(JOB):
Everything in the listing should be restated word for word.

(DATA FOR THIS TASK):
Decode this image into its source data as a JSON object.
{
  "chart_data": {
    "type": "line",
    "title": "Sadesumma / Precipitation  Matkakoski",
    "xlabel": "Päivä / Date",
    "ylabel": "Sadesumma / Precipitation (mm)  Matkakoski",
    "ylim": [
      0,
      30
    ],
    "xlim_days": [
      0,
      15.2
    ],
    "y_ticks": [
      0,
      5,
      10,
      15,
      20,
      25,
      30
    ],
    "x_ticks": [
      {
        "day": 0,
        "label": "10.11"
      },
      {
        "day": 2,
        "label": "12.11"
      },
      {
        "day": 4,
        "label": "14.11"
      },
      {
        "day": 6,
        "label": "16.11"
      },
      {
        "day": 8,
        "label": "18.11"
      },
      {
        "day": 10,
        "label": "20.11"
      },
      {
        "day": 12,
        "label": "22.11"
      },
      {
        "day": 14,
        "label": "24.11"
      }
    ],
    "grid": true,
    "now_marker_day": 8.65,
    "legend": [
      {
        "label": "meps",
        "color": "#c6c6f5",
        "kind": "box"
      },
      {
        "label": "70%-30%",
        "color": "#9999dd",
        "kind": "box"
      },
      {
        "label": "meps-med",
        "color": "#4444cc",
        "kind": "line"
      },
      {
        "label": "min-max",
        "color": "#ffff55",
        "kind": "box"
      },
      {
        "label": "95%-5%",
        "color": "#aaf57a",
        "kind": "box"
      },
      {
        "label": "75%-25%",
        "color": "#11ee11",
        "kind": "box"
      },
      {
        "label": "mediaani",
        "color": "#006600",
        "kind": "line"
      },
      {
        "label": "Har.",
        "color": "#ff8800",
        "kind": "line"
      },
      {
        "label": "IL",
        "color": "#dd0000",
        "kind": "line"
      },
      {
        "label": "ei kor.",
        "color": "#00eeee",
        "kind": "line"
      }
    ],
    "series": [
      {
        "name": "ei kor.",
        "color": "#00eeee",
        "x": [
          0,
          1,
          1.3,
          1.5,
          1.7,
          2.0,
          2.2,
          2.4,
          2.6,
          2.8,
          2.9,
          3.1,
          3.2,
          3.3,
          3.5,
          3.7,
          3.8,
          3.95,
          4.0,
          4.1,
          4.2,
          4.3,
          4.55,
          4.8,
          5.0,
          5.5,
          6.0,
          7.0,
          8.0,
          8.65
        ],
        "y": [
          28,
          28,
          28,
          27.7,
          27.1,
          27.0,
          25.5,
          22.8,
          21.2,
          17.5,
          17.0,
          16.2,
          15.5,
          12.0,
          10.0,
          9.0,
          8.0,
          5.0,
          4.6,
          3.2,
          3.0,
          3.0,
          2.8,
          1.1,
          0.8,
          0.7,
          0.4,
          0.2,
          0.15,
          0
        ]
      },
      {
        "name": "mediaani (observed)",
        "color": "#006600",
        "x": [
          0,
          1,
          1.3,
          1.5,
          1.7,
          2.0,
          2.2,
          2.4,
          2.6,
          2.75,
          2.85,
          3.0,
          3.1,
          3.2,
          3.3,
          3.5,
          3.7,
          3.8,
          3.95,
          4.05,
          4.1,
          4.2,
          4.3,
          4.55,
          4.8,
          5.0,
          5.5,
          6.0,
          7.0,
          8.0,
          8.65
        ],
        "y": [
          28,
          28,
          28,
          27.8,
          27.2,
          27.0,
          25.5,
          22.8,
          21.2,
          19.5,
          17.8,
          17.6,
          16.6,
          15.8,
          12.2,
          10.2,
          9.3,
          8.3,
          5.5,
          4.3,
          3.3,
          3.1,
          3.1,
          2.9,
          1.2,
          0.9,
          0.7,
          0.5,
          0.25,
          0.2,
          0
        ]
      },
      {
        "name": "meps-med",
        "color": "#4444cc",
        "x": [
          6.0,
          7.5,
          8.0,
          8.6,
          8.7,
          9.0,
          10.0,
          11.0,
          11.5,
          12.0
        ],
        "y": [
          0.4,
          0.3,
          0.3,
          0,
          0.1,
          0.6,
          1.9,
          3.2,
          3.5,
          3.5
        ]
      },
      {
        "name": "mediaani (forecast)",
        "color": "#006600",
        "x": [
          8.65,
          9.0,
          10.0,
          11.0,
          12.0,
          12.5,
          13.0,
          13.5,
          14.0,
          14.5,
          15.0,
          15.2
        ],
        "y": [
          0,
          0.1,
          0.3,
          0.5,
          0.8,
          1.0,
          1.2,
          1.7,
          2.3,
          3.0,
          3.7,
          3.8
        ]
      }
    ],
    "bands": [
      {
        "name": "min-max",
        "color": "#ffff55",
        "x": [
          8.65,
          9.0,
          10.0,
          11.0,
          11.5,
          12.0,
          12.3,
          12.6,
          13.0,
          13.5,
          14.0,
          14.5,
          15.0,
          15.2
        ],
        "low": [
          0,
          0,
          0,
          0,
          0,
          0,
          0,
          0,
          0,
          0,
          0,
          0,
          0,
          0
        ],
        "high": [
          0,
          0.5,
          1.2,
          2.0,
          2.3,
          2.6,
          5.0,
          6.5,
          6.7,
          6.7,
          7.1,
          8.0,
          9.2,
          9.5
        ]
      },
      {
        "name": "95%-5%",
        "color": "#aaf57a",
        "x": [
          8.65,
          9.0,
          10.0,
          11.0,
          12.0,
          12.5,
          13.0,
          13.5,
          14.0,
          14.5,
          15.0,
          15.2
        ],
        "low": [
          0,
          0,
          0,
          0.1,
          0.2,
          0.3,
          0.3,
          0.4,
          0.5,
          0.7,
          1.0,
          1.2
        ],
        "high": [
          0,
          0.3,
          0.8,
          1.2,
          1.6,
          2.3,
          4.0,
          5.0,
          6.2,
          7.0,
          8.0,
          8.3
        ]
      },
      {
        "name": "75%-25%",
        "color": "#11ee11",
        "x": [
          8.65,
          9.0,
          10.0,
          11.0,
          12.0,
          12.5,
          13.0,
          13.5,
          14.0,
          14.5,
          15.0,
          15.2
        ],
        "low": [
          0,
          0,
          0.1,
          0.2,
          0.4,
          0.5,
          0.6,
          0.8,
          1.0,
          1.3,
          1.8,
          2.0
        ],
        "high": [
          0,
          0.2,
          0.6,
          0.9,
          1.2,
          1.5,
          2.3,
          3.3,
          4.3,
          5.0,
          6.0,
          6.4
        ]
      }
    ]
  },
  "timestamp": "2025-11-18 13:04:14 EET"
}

(OUTPUT BELOW):
Decode this image into its source data as a JSON object.
{
  "chart_data": {
    "type": "line",
    "title": "Sadesumma / Precipitation  Matkakoski",
    "xlabel": "Päivä / Date",
    "ylabel": "Sadesumma / Precipitation (mm)  Matkakoski",
    "ylim": [
      0,
      30
    ],
    "xlim_days": [
      0,
      15.2
    ],
    "y_ticks": [
      0,
      5,
      10,
      15,
      20,
      25,
      30
    ],
    "x_ticks": [
      {
        "day": 0,
        "label": "10.11"
      },
      {
        "day": 2,
        "label": "12.11"
      },
      {
        "day": 4,
        "label": "14.11"
      },
      {
        "day": 6,
        "label": "16.11"
      },
      {
        "day": 8,
        "label": "18.11"
      },
      {
        "day": 10,
        "label": "20.11"
      },
      {
        "day": 12,
        "label": "22.11"
      },
      {
        "day": 14,
        "label": "24.11"
      }
    ],
    "grid": true,
    "now_marker_day": 8.65,
    "legend": [
      {
        "label": "meps",
        "color": "#c6c6f5",
        "kind": "box"
      },
      {
        "label": "70%-30%",
        "color": "#9999dd",
        "kind": "box"
      },
      {
        "label": "meps-med",
        "color": "#4444cc",
        "kind": "line"
      },
      {
        "label": "min-max",
        "color": "#ffff55",
        "kind": "box"
      },
      {
        "label": "95%-5%",
        "color": "#aaf57a",
        "kind": "box"
      },
      {
        "label": "75%-25%",
        "color": "#11ee11",
        "kind": "box"
      },
      {
        "label": "mediaani",
        "color": "#006600",
        "kind": "line"
      },
      {
        "label": "Har.",
        "color": "#ff8800",
        "kind": "line"
      },
      {
        "label": "IL",
        "color": "#dd0000",
        "kind": "line"
      },
      {
        "label": "ei kor.",
        "color": "#00eeee",
        "kind": "line"
      }
    ],
    "series": [
      {
        "name": "ei kor.",
        "color": "#00eeee",
        "x": [
          0,
          1,
          1.3,
          1.5,
          1.7,
          2.0,
          2.2,
          2.4,
          2.6,
          2.8,
          2.9,
          3.1,
          3.2,
          3.3,
          3.5,
          3.7,
          3.8,
          3.95,
          4.0,
          4.1,
          4.2,
          4.3,
          4.55,
          4.8,
          5.0,
          5.5,
          6.0,
          7.0,
          8.0,
          8.65
        ],
        "y": [
          28,
          28,
          28,
          27.7,
          27.1,
          27.0,
          25.5,
          22.8,
          21.2,
          17.5,
          17.0,
          16.2,
          15.5,
          12.0,
          10.0,
          9.0,
          8.0,
          5.0,
          4.6,
          3.2,
          3.0,
          3.0,
          2.8,
          1.1,
          0.8,
          0.7,
          0.4,
          0.2,
          0.15,
          0
        ]
      },
      {
        "name": "mediaani (observed)",
        "color": "#006600",
        "x": [
          0,
          1,
          1.3,
          1.5,
          1.7,
          2.0,
          2.2,
          2.4,
          2.6,
          2.75,
          2.85,
          3.0,
          3.1,
          3.2,
          3.3,
          3.5,
          3.7,
          3.8,
          3.95,
          4.05,
          4.1,
          4.2,
          4.3,
          4.55,
          4.8,
          5.0,
          5.5,
          6.0,
          7.0,
          8.0,
          8.65
        ],
        "y": [
          28,
          28,
          28,
          27.8,
          27.2,
          27.0,
          25.5,
          22.8,
          21.2,
          19.5,
          17.8,
          17.6,
          16.6,
          15.8,
          12.2,
          10.2,
          9.3,
          8.3,
          5.5,
          4.3,
          3.3,
          3.1,
          3.1,
          2.9,
          1.2,
          0.9,
          0.7,
          0.5,
          0.25,
          0.2,
          0
        ]
      },
      {
        "name": "meps-med",
        "color": "#4444cc",
        "x": [
          6.0,
          7.5,
          8.0,
          8.6,
          8.7,
          9.0,
          10.0,
          11.0,
          11.5,
          12.0
        ],
        "y": [
          0.4,
          0.3,
          0.3,
          0,
          0.1,
          0.6,
          1.9,
          3.2,
          3.5,
          3.5
        ]
      },
      {
        "name": "mediaani (forecast)",
        "color": "#006600",
        "x": [
          8.65,
          9.0,
          10.0,
          11.0,
          12.0,
          12.5,
          13.0,
          13.5,
          14.0,
          14.5,
          15.0,
          15.2
        ],
        "y": [
          0,
          0.1,
          0.3,
          0.5,
          0.8,
          1.0,
          1.2,
          1.7,
          2.3,
          3.0,
          3.7,
          3.8
        ]
      }
    ],
    "bands": [
      {
        "name": "min-max",
        "color": "#ffff55",
        "x": [
          8.65,
          9.0,
          10.0,
          11.0,
          11.5,
          12.0,
          12.3,
          12.6,
          13.0,
          13.5,
          14.0,
          14.5,
          15.0,
          15.2
        ],
        "low": [
          0,
          0,
          0,
          0,
          0,
          0,
          0,
          0,
          0,
          0,
          0,
          0,
          0,
          0
        ],
        "high": [
          0,
          0.5,
          1.2,
          2.0,
          2.3,
          2.6,
          5.0,
          6.5,
          6.7,
          6.7,
          7.1,
          8.0,
          9.2,
          9.5
        ]
      },
      {
        "name": "95%-5%",
        "color": "#aaf57a",
        "x": [
          8.65,
          9.0,
          10.0,
          11.0,
          12.0,
          12.5,
          13.0,
          13.5,
          14.0,
          14.5,
          15.0,
          15.2
        ],
        "low": [
          0,
          0,
          0,
          0.1,
          0.2,
          0.3,
          0.3,
          0.4,
          0.5,
          0.7,
          1.0,
          1.2
        ],
        "high": [
          0,
          0.3,
          0.8,
          1.2,
          1.6,
          2.3,
          4.0,
          5.0,
          6.2,
          7.0,
          8.0,
          8.3
        ]
      },
      {
        "name": "75%-25%",
        "color": "#11ee11",
        "x": [
          8.65,
          9.0,
          10.0,
          11.0,
          12.0,
          12.5,
          13.0,
          13.5,
          14.0,
          14.5,
          15.0,
          15.2
        ],
        "low": [
          0,
          0,
          0.1,
          0.2,
          0.4,
          0.5,
          0.6,
          0.8,
          1.0,
          1.3,
          1.8,
          2.0
        ],
        "high": [
          0,
          0.2,
          0.6,
          0.9,
          1.2,
          1.5,
          2.3,
          3.3,
          4.3,
          5.0,
          6.0,
          6.4
        ]
      }
    ]
  },
  "timestamp": "2025-11-18 13:04:14 EET"
}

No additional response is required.